## Data listing
************

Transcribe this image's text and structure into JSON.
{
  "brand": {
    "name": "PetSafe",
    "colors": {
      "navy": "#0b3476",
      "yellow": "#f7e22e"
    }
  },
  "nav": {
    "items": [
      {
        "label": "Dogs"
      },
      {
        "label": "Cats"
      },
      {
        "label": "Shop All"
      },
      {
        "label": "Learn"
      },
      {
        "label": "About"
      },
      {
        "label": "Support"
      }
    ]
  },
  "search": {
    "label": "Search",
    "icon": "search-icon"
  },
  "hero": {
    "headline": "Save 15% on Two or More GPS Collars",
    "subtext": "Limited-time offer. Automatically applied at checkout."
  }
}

************

## Task directions
Write every record out again, unaltered.

## Answer
Transcribe this image's text and structure into JSON.
{
  "brand": {
    "name": "PetSafe",
    "colors": {
      "navy": "#0b3476",
      "yellow": "#f7e22e"
    }
  },
  "nav": {
    "items": [
      {
        "label": "Dogs"
      },
      {
        "label": "Cats"
      },
      {
        "label": "Shop All"
      },
      {
        "label": "Learn"
      },
      {
        "label": "About"
      },
      {
        "label": "Support"
      }
    ]
  },
  "search": {
    "label": "Search",
    "icon": "search-icon"
  },
  "hero": {
    "headline": "Save 15% on Two or More GPS Collars",
    "subtext": "Limited-time offer. Automatically applied at checkout."
  }
}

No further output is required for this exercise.